**WHAT IS REQUIRED**
Each entry below should be returned exactly as is, with the pictures removed.

**DATASET RECORDS**

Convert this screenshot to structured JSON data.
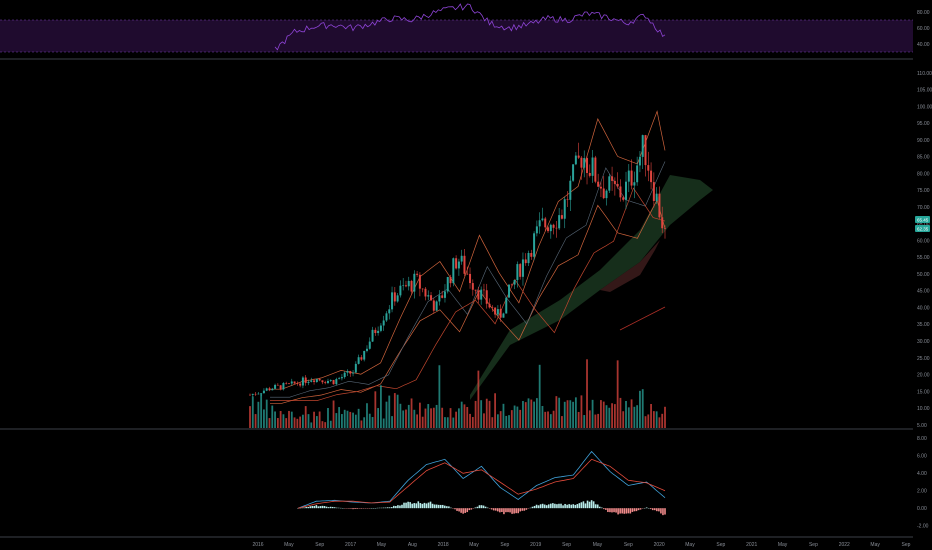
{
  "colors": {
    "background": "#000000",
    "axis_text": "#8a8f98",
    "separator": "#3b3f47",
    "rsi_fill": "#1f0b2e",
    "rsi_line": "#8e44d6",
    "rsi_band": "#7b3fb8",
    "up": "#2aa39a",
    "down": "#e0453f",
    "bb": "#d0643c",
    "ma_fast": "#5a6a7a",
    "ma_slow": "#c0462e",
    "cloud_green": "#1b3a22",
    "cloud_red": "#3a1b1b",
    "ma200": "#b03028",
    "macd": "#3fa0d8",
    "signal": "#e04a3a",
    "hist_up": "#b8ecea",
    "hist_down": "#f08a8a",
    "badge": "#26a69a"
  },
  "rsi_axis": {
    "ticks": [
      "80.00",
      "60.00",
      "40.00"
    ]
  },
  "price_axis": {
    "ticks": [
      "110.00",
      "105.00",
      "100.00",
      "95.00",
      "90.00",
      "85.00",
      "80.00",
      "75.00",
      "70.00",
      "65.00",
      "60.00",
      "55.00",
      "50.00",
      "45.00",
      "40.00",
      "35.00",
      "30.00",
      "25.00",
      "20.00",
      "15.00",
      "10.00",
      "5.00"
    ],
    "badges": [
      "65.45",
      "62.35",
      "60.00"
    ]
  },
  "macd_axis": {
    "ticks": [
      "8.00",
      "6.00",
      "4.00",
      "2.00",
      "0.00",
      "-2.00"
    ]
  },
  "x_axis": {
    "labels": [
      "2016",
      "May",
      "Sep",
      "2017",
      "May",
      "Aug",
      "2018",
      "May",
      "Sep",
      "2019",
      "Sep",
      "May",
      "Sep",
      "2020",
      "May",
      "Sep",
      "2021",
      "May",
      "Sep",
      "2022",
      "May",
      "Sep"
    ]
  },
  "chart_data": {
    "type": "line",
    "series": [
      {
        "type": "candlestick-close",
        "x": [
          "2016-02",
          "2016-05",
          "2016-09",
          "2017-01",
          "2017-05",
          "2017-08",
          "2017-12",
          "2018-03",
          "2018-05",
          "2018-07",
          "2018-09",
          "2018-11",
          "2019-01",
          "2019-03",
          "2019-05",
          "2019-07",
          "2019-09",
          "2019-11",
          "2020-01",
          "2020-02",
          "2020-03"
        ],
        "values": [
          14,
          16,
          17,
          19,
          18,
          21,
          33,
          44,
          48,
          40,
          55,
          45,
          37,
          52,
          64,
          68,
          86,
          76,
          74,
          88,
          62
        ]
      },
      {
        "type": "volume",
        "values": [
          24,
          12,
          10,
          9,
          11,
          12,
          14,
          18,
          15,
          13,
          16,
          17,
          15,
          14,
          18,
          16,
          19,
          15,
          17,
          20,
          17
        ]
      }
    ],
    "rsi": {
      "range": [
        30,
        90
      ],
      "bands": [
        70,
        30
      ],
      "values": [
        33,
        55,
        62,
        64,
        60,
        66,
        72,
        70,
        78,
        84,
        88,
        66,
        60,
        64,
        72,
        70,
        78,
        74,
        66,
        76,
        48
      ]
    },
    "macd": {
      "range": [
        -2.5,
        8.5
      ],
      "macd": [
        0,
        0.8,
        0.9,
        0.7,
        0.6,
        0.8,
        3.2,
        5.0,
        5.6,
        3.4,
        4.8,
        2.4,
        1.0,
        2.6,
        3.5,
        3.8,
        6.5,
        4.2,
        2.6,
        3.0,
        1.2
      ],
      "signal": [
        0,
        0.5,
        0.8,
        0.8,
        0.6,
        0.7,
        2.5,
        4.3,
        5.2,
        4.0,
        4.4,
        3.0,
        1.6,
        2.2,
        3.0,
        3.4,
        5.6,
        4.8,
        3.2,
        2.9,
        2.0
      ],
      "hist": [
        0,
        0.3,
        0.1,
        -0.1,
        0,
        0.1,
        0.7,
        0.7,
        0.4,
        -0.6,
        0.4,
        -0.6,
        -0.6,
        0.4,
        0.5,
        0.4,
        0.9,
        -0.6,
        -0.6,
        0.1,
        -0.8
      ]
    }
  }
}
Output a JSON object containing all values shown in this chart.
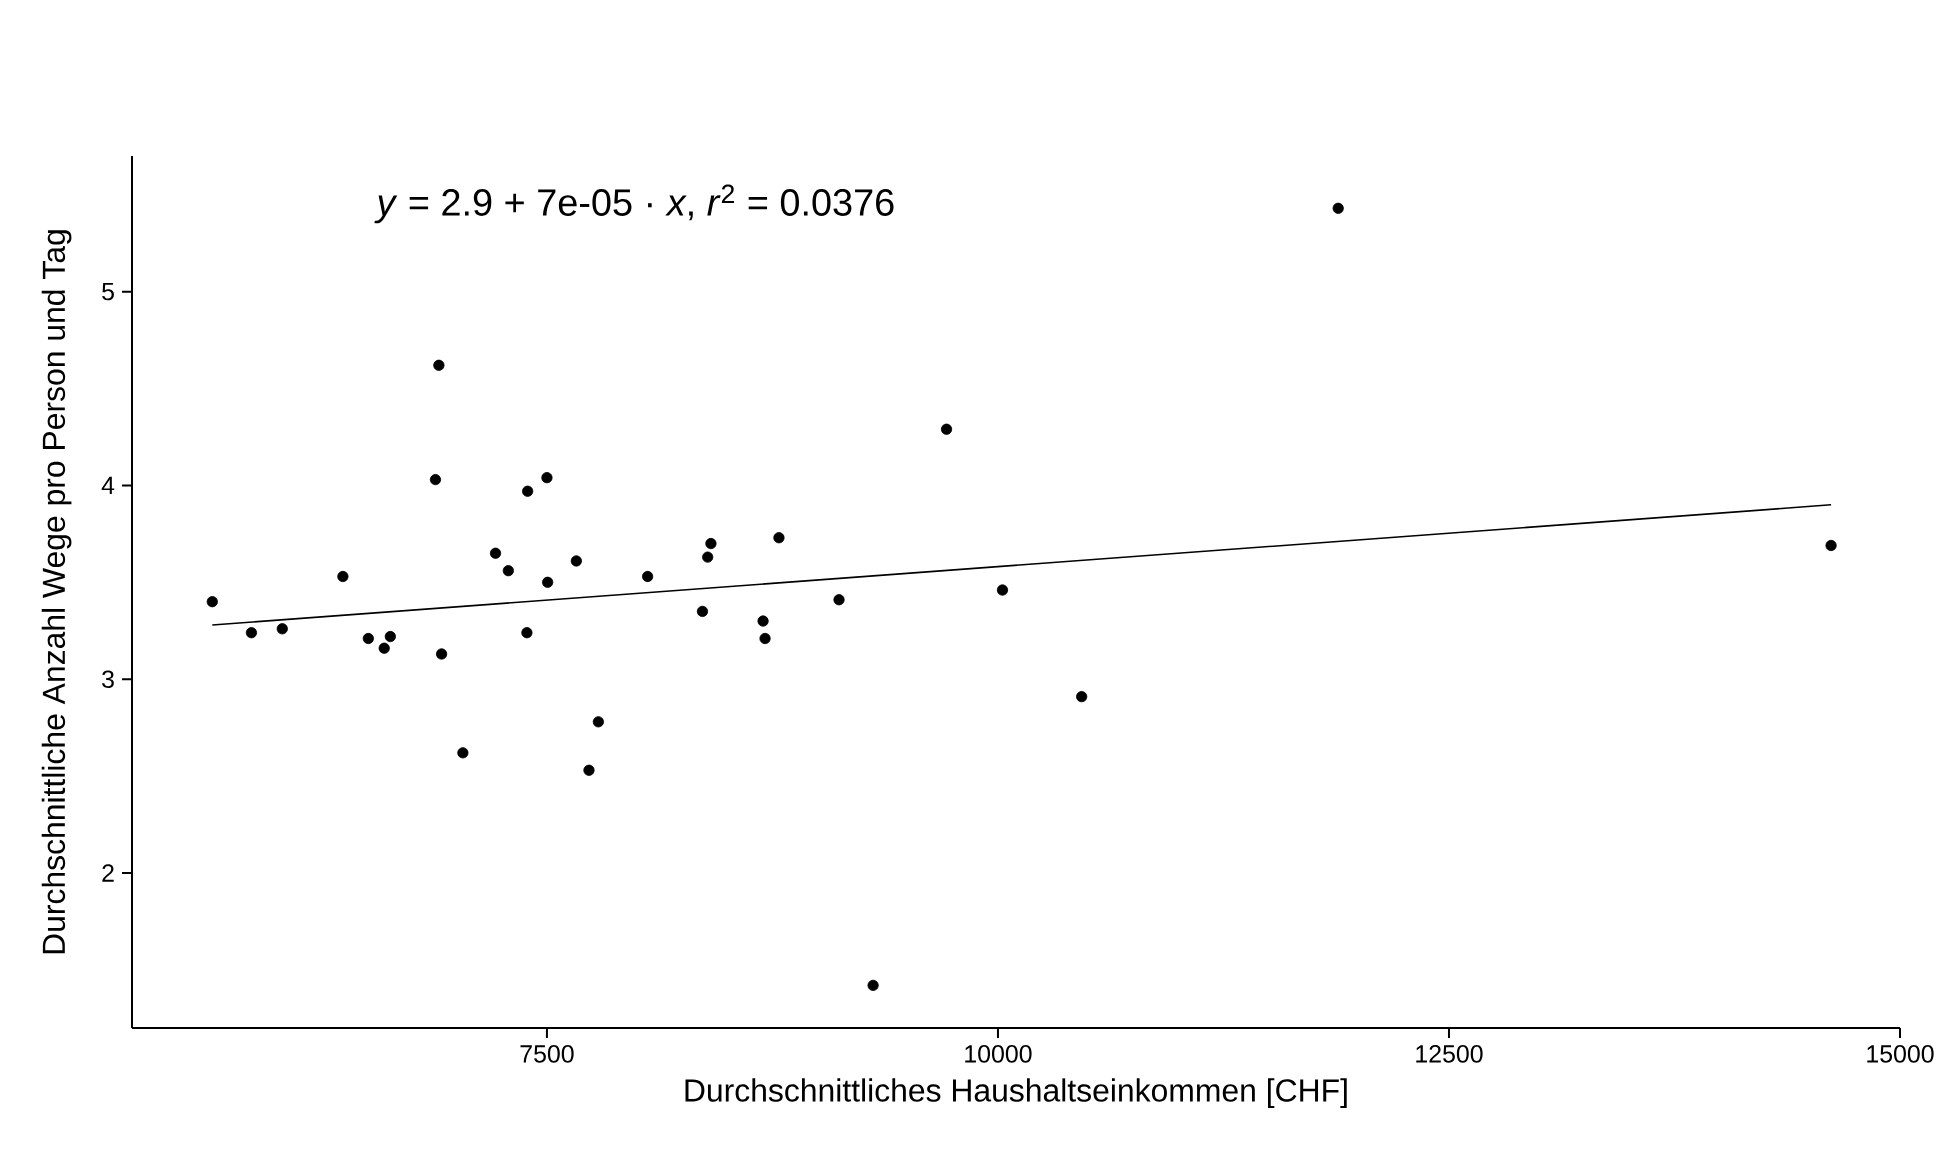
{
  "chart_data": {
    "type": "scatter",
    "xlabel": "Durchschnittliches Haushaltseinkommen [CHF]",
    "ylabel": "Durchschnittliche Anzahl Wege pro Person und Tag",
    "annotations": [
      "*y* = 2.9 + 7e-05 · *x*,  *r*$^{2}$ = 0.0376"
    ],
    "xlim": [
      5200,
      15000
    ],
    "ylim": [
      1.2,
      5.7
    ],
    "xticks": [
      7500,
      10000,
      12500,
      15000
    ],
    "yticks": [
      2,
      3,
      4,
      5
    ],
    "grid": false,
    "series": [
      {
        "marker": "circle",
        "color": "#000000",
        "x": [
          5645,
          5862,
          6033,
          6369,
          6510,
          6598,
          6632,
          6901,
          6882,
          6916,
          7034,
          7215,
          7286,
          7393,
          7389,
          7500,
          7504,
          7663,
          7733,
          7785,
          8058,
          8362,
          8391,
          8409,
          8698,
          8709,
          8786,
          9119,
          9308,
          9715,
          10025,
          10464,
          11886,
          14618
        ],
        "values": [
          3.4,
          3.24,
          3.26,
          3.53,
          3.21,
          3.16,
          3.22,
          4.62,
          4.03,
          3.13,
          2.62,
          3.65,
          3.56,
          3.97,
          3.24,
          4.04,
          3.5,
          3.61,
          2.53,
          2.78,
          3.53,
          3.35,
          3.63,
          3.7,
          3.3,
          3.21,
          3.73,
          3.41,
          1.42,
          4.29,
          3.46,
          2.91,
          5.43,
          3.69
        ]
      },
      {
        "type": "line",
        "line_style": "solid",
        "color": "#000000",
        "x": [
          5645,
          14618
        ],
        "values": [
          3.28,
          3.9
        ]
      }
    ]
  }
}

**THE OUTPUT**
Convert this screenshot to structured JSON data.
{
  "colors": {
    "background": "#000000",
    "axis_text": "#8a8f98",
    "separator": "#3b3f47",
    "rsi_fill": "#1f0b2e",
    "rsi_line": "#8e44d6",
    "rsi_band": "#7b3fb8",
    "up": "#2aa39a",
    "down": "#e0453f",
    "bb": "#d0643c",
    "ma_fast": "#5a6a7a",
    "ma_slow": "#c0462e",
    "cloud_green": "#1b3a22",
    "cloud_red": "#3a1b1b",
    "ma200": "#b03028",
    "macd": "#3fa0d8",
    "signal": "#e04a3a",
    "hist_up": "#b8ecea",
    "hist_down": "#f08a8a",
    "badge": "#26a69a"
  },
  "rsi_axis": {
    "ticks": [
      "80.00",
      "60.00",
      "40.00"
    ]
  },
  "price_axis": {
    "ticks": [
      "110.00",
      "105.00",
      "100.00",
      "95.00",
      "90.00",
      "85.00",
      "80.00",
      "75.00",
      "70.00",
      "65.00",
      "60.00",
      "55.00",
      "50.00",
      "45.00",
      "40.00",
      "35.00",
      "30.00",
      "25.00",
      "20.00",
      "15.00",
      "10.00",
      "5.00"
    ],
    "badges": [
      "65.45",
      "62.35",
      "60.00"
    ]
  },
  "macd_axis": {
    "ticks": [
      "8.00",
      "6.00",
      "4.00",
      "2.00",
      "0.00",
      "-2.00"
    ]
  },
  "x_axis": {
    "labels": [
      "2016",
      "May",
      "Sep",
      "2017",
      "May",
      "Aug",
      "2018",
      "May",
      "Sep",
      "2019",
      "Sep",
      "May",
      "Sep",
      "2020",
      "May",
      "Sep",
      "2021",
      "May",
      "Sep",
      "2022",
      "May",
      "Sep"
    ]
  },
  "chart_data": {
    "type": "line",
    "series": [
      {
        "type": "candlestick-close",
        "x": [
          "2016-02",
          "2016-05",
          "2016-09",
          "2017-01",
          "2017-05",
          "2017-08",
          "2017-12",
          "2018-03",
          "2018-05",
          "2018-07",
          "2018-09",
          "2018-11",
          "2019-01",
          "2019-03",
          "2019-05",
          "2019-07",
          "2019-09",
          "2019-11",
          "2020-01",
          "2020-02",
          "2020-03"
        ],
        "values": [
          14,
          16,
          17,
          19,
          18,
          21,
          33,
          44,
          48,
          40,
          55,
          45,
          37,
          52,
          64,
          68,
          86,
          76,
          74,
          88,
          62
        ]
      },
      {
        "type": "volume",
        "values": [
          24,
          12,
          10,
          9,
          11,
          12,
          14,
          18,
          15,
          13,
          16,
          17,
          15,
          14,
          18,
          16,
          19,
          15,
          17,
          20,
          17
        ]
      }
    ],
    "rsi": {
      "range": [
        30,
        90
      ],
      "bands": [
        70,
        30
      ],
      "values": [
        33,
        55,
        62,
        64,
        60,
        66,
        72,
        70,
        78,
        84,
        88,
        66,
        60,
        64,
        72,
        70,
        78,
        74,
        66,
        76,
        48
      ]
    },
    "macd": {
      "range": [
        -2.5,
        8.5
      ],
      "macd": [
        0,
        0.8,
        0.9,
        0.7,
        0.6,
        0.8,
        3.2,
        5.0,
        5.6,
        3.4,
        4.8,
        2.4,
        1.0,
        2.6,
        3.5,
        3.8,
        6.5,
        4.2,
        2.6,
        3.0,
        1.2
      ],
      "signal": [
        0,
        0.5,
        0.8,
        0.8,
        0.6,
        0.7,
        2.5,
        4.3,
        5.2,
        4.0,
        4.4,
        3.0,
        1.6,
        2.2,
        3.0,
        3.4,
        5.6,
        4.8,
        3.2,
        2.9,
        2.0
      ],
      "hist": [
        0,
        0.3,
        0.1,
        -0.1,
        0,
        0.1,
        0.7,
        0.7,
        0.4,
        -0.6,
        0.4,
        -0.6,
        -0.6,
        0.4,
        0.5,
        0.4,
        0.9,
        -0.6,
        -0.6,
        0.1,
        -0.8
      ]
    }
  }
}
Output a JSON object containing all values shown in this chart.
{
  "chart_data": {
    "type": "scatter",
    "xlabel": "Durchschnittliches Haushaltseinkommen [CHF]",
    "ylabel": "Durchschnittliche Anzahl Wege pro Person und Tag",
    "annotations": [
      "*y* = 2.9 + 7e-05 · *x*,  *r*$^{2}$ = 0.0376"
    ],
    "xlim": [
      5200,
      15000
    ],
    "ylim": [
      1.2,
      5.7
    ],
    "xticks": [
      7500,
      10000,
      12500,
      15000
    ],
    "yticks": [
      2,
      3,
      4,
      5
    ],
    "grid": false,
    "series": [
      {
        "marker": "circle",
        "color": "#000000",
        "x": [
          5645,
          5862,
          6033,
          6369,
          6510,
          6598,
          6632,
          6901,
          6882,
          6916,
          7034,
          7215,
          7286,
          7393,
          7389,
          7500,
          7504,
          7663,
          7733,
          7785,
          8058,
          8362,
          8391,
          8409,
          8698,
          8709,
          8786,
          9119,
          9308,
          9715,
          10025,
          10464,
          11886,
          14618
        ],
        "values": [
          3.4,
          3.24,
          3.26,
          3.53,
          3.21,
          3.16,
          3.22,
          4.62,
          4.03,
          3.13,
          2.62,
          3.65,
          3.56,
          3.97,
          3.24,
          4.04,
          3.5,
          3.61,
          2.53,
          2.78,
          3.53,
          3.35,
          3.63,
          3.7,
          3.3,
          3.21,
          3.73,
          3.41,
          1.42,
          4.29,
          3.46,
          2.91,
          5.43,
          3.69
        ]
      },
      {
        "type": "line",
        "line_style": "solid",
        "color": "#000000",
        "x": [
          5645,
          14618
        ],
        "values": [
          3.28,
          3.9
        ]
      }
    ]
  }
}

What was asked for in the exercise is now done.